_Data for the task_
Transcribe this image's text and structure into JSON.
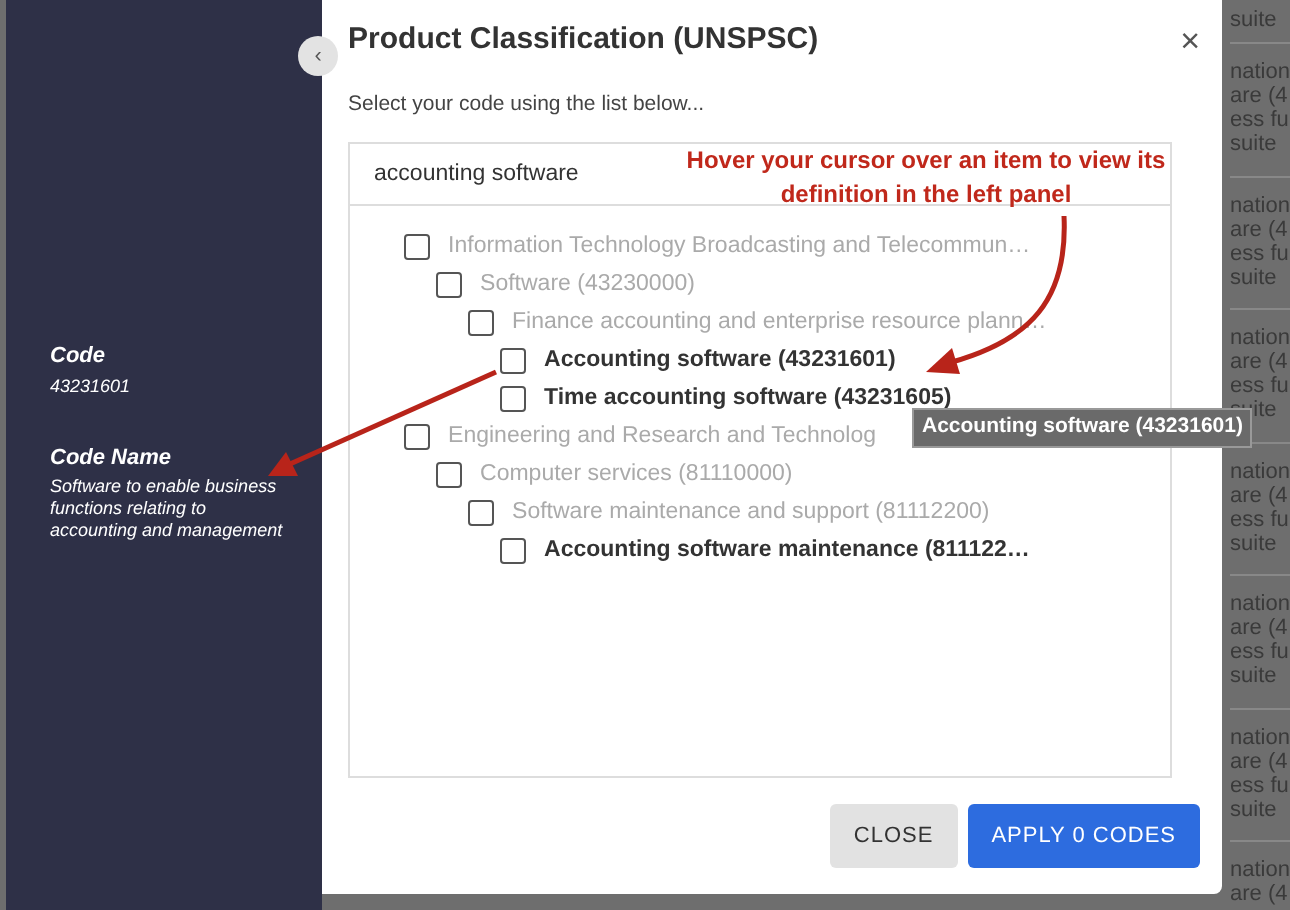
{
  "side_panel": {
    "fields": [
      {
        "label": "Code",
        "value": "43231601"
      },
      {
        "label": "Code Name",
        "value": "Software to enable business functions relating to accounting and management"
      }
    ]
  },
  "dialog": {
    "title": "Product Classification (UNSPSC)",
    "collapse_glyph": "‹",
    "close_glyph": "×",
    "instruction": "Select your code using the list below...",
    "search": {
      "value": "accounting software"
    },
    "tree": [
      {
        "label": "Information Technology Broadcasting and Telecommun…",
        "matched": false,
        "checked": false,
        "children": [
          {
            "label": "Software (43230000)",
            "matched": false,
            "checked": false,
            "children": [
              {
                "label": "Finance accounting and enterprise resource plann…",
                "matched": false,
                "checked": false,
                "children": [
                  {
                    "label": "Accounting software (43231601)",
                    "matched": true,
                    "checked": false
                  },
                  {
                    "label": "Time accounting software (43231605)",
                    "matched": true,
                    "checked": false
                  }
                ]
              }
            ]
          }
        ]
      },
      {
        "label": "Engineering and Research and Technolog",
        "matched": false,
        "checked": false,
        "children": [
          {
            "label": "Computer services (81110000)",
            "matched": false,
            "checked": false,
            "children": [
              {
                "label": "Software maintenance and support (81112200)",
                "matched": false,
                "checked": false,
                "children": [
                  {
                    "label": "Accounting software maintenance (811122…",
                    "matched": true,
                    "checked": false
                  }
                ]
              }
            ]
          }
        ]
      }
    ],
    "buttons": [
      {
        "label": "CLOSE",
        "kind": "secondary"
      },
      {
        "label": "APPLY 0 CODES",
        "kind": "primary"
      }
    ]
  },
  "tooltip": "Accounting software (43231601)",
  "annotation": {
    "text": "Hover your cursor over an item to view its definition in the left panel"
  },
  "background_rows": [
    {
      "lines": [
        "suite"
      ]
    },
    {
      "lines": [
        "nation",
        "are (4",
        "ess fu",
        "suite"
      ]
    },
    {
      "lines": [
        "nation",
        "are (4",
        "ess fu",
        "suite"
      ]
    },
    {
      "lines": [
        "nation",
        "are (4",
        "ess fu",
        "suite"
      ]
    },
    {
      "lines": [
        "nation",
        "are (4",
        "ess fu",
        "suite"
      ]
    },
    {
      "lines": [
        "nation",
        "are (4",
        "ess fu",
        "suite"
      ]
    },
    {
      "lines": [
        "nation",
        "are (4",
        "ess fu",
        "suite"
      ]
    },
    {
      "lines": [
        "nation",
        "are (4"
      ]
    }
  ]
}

_Do this_
Report every line containing the word "your" from the listing above.

_Answer to this problem_
    "instruction": "Select your code using the list below...",
    "text": "Hover your cursor over an item to view its definition in the left panel"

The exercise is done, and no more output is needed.